_REQUIREMENT_
Report the number of lines that hold the string "color". Leave out any other text.

_DATA ROWS_
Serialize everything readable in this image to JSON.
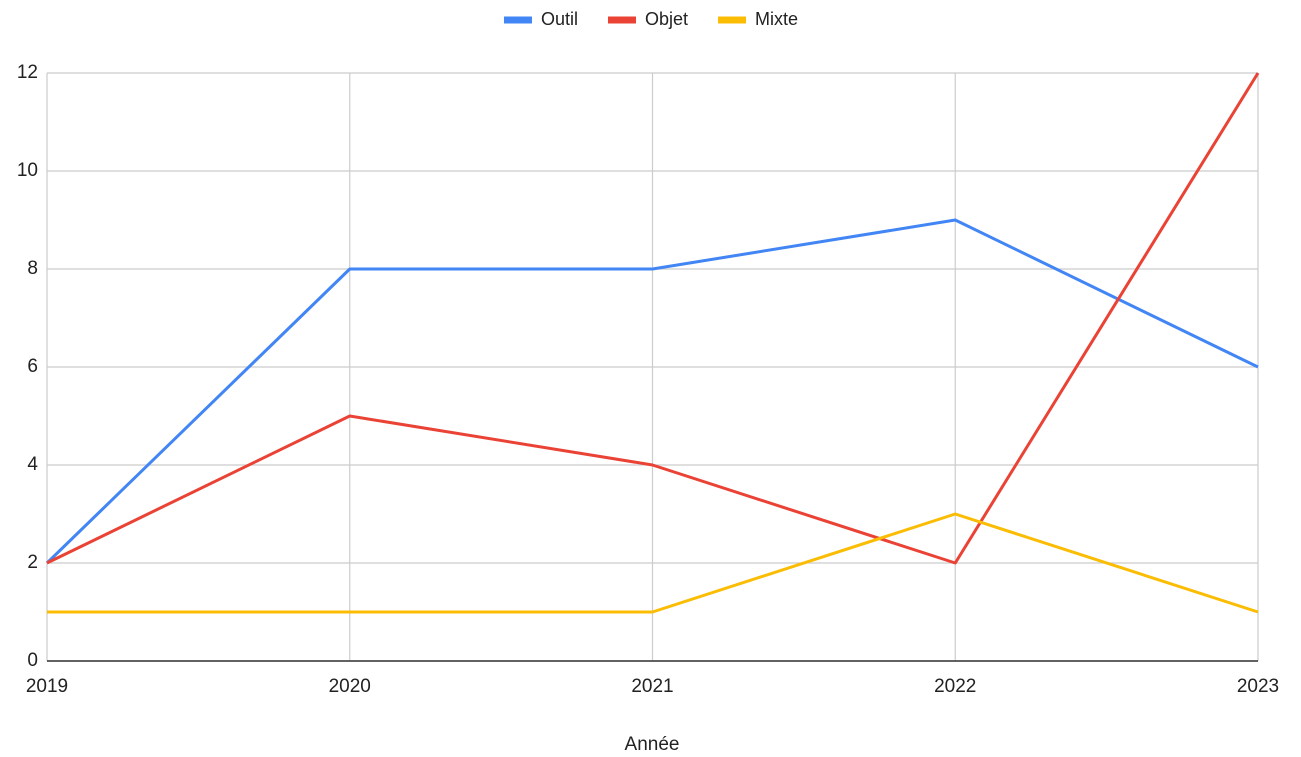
{
  "chart_data": {
    "type": "line",
    "x": [
      2019,
      2020,
      2021,
      2022,
      2023
    ],
    "series": [
      {
        "name": "Outil",
        "color": "#4285f4",
        "values": [
          2,
          8,
          8,
          9,
          6
        ]
      },
      {
        "name": "Objet",
        "color": "#ea4335",
        "values": [
          2,
          5,
          4,
          2,
          12
        ]
      },
      {
        "name": "Mixte",
        "color": "#fbbc04",
        "values": [
          1,
          1,
          1,
          3,
          1
        ]
      }
    ],
    "xlabel": "Année",
    "xlim": [
      2019,
      2023
    ],
    "xticks": [
      2019,
      2020,
      2021,
      2022,
      2023
    ],
    "ylim": [
      0,
      12
    ],
    "yticks": [
      0,
      2,
      4,
      6,
      8,
      10,
      12
    ],
    "grid": true,
    "legend": "top"
  }
}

_EXPECTED ANSWER_
3